AIM: Retype the data that follows line by line, exactly, and leave its pictures out.

====== SUPPLIED INFORMATION ======

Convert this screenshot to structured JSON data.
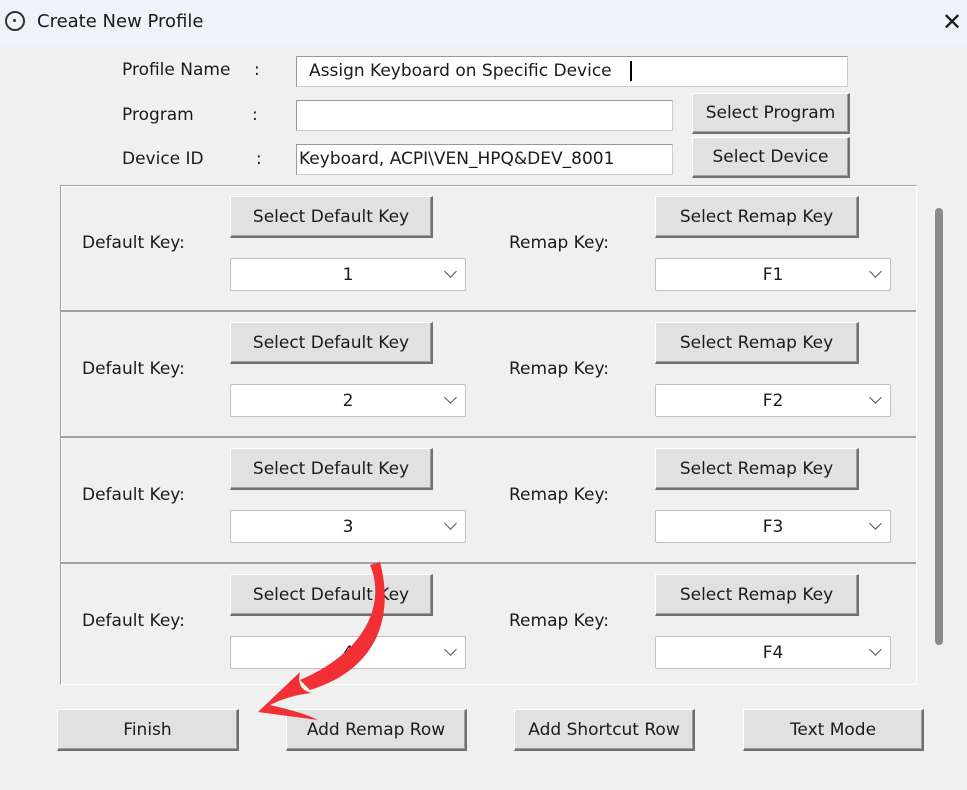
{
  "window": {
    "title": "Create New Profile",
    "close_icon": "close-icon"
  },
  "form": {
    "profile_name_label": "Profile Name",
    "program_label": "Program",
    "device_id_label": "Device ID",
    "colon": ":",
    "profile_name_value": "Assign Keyboard on Specific Device",
    "program_value": "",
    "device_id_value": "Keyboard, ACPI\\VEN_HPQ&DEV_8001",
    "select_program": "Select Program",
    "select_device": "Select Device"
  },
  "rows": [
    {
      "default_label": "Default Key:",
      "default_button": "Select Default Key",
      "default_value": "1",
      "remap_label": "Remap Key:",
      "remap_button": "Select Remap Key",
      "remap_value": "F1"
    },
    {
      "default_label": "Default Key:",
      "default_button": "Select Default Key",
      "default_value": "2",
      "remap_label": "Remap Key:",
      "remap_button": "Select Remap Key",
      "remap_value": "F2"
    },
    {
      "default_label": "Default Key:",
      "default_button": "Select Default Key",
      "default_value": "3",
      "remap_label": "Remap Key:",
      "remap_button": "Select Remap Key",
      "remap_value": "F3"
    },
    {
      "default_label": "Default Key:",
      "default_button": "Select Default Key",
      "default_value": "4",
      "remap_label": "Remap Key:",
      "remap_button": "Select Remap Key",
      "remap_value": "F4"
    }
  ],
  "footer": {
    "finish": "Finish",
    "add_remap_row": "Add Remap Row",
    "add_shortcut_row": "Add Shortcut Row",
    "text_mode": "Text Mode"
  },
  "annotation": {
    "arrow_color": "#f03034"
  }
}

======

EXERCISE RESPONSE:
Convert this screenshot to structured JSON data.
{
  "window": {
    "title": "Create New Profile",
    "close_icon": "close-icon"
  },
  "form": {
    "profile_name_label": "Profile Name",
    "program_label": "Program",
    "device_id_label": "Device ID",
    "colon": ":",
    "profile_name_value": "Assign Keyboard on Specific Device",
    "program_value": "",
    "device_id_value": "Keyboard, ACPI\\VEN_HPQ&DEV_8001",
    "select_program": "Select Program",
    "select_device": "Select Device"
  },
  "rows": [
    {
      "default_label": "Default Key:",
      "default_button": "Select Default Key",
      "default_value": "1",
      "remap_label": "Remap Key:",
      "remap_button": "Select Remap Key",
      "remap_value": "F1"
    },
    {
      "default_label": "Default Key:",
      "default_button": "Select Default Key",
      "default_value": "2",
      "remap_label": "Remap Key:",
      "remap_button": "Select Remap Key",
      "remap_value": "F2"
    },
    {
      "default_label": "Default Key:",
      "default_button": "Select Default Key",
      "default_value": "3",
      "remap_label": "Remap Key:",
      "remap_button": "Select Remap Key",
      "remap_value": "F3"
    },
    {
      "default_label": "Default Key:",
      "default_button": "Select Default Key",
      "default_value": "4",
      "remap_label": "Remap Key:",
      "remap_button": "Select Remap Key",
      "remap_value": "F4"
    }
  ],
  "footer": {
    "finish": "Finish",
    "add_remap_row": "Add Remap Row",
    "add_shortcut_row": "Add Shortcut Row",
    "text_mode": "Text Mode"
  },
  "annotation": {
    "arrow_color": "#f03034"
  }
}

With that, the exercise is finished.